- **What you should do**
Pictures aside, write out every record exactly as it appears.

- **Saved data entries**
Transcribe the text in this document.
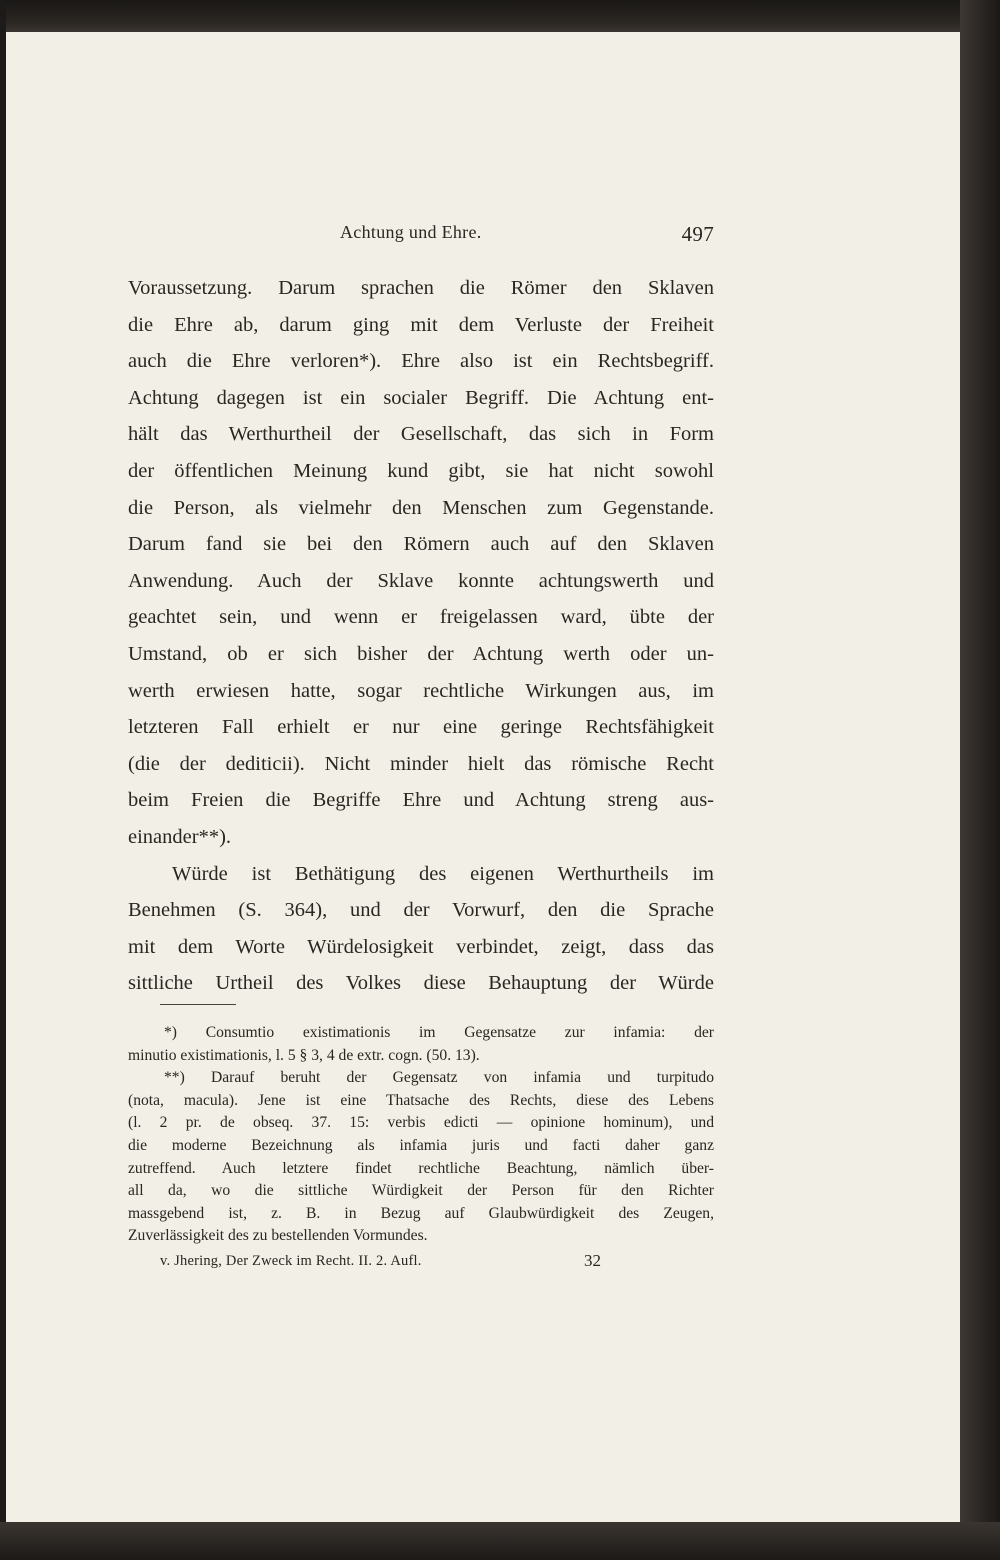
Achtung und Ehre.	497
Voraussetzung. Darum sprachen die Römer den Sklaven
die Ehre ab, darum ging mit dem Verluste der Freiheit
auch die Ehre verloren*). Ehre also ist ein Rechtsbegriff.
Achtung dagegen ist ein socialer Begriff. Die Achtung ent-
hält das Werthurtheil der Gesellschaft, das sich in Form
der öffentlichen Meinung kund gibt, sie hat nicht sowohl
die Person, als vielmehr den Menschen zum Gegenstande.
Darum fand sie bei den Römern auch auf den Sklaven
Anwendung. Auch der Sklave konnte achtungswerth und
geachtet sein, und wenn er freigelassen ward, übte der
Umstand, ob er sich bisher der Achtung werth oder un-
werth erwiesen hatte, sogar rechtliche Wirkungen aus, im
letzteren Fall erhielt er nur eine geringe Rechtsfähigkeit
(die der dediticii). Nicht minder hielt das römische Recht
beim Freien die Begriffe Ehre und Achtung streng aus-
einander**).
Würde ist Bethätigung des eigenen Werthurtheils im
Benehmen (S. 364), und der Vorwurf, den die Sprache
mit dem Worte Würdelosigkeit verbindet, zeigt, dass das
sittliche Urtheil des Volkes diese Behauptung der Würde
*) Consumtio existimationis im Gegensatze zur infamia: der
minutio existimationis, l. 5 § 3, 4 de extr. cogn. (50. 13).
**) Darauf beruht der Gegensatz von infamia und turpitudo
(nota, macula). Jene ist eine Thatsache des Rechts, diese des Lebens
(l. 2 pr. de obseq. 37. 15: verbis edicti — opinione hominum), und
die moderne Bezeichnung als infamia juris und facti daher ganz
zutreffend. Auch letztere findet rechtliche Beachtung, nämlich über-
all da, wo die sittliche Würdigkeit der Person für den Richter
massgebend ist, z. B. in Bezug auf Glaubwürdigkeit des Zeugen,
Zuverlässigkeit des zu bestellenden Vormundes.
v. Jhering, Der Zweck im Recht. II. 2. Aufl.	32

- **Worked solution**
Transcribe the text in this document.
Achtung und Ehre.	497
Voraussetzung. Darum sprachen die Römer den Sklaven
die Ehre ab, darum ging mit dem Verluste der Freiheit
auch die Ehre verloren*). Ehre also ist ein Rechtsbegriff.
Achtung dagegen ist ein socialer Begriff. Die Achtung ent-
hält das Werthurtheil der Gesellschaft, das sich in Form
der öffentlichen Meinung kund gibt, sie hat nicht sowohl
die Person, als vielmehr den Menschen zum Gegenstande.
Darum fand sie bei den Römern auch auf den Sklaven
Anwendung. Auch der Sklave konnte achtungswerth und
geachtet sein, und wenn er freigelassen ward, übte der
Umstand, ob er sich bisher der Achtung werth oder un-
werth erwiesen hatte, sogar rechtliche Wirkungen aus, im
letzteren Fall erhielt er nur eine geringe Rechtsfähigkeit
(die der dediticii). Nicht minder hielt das römische Recht
beim Freien die Begriffe Ehre und Achtung streng aus-
einander**).
Würde ist Bethätigung des eigenen Werthurtheils im
Benehmen (S. 364), und der Vorwurf, den die Sprache
mit dem Worte Würdelosigkeit verbindet, zeigt, dass das
sittliche Urtheil des Volkes diese Behauptung der Würde
*) Consumtio existimationis im Gegensatze zur infamia: der
minutio existimationis, l. 5 § 3, 4 de extr. cogn. (50. 13).
**) Darauf beruht der Gegensatz von infamia und turpitudo
(nota, macula). Jene ist eine Thatsache des Rechts, diese des Lebens
(l. 2 pr. de obseq. 37. 15: verbis edicti — opinione hominum), und
die moderne Bezeichnung als infamia juris und facti daher ganz
zutreffend. Auch letztere findet rechtliche Beachtung, nämlich über-
all da, wo die sittliche Würdigkeit der Person für den Richter
massgebend ist, z. B. in Bezug auf Glaubwürdigkeit des Zeugen,
Zuverlässigkeit des zu bestellenden Vormundes.
v. Jhering, Der Zweck im Recht. II. 2. Aufl.	32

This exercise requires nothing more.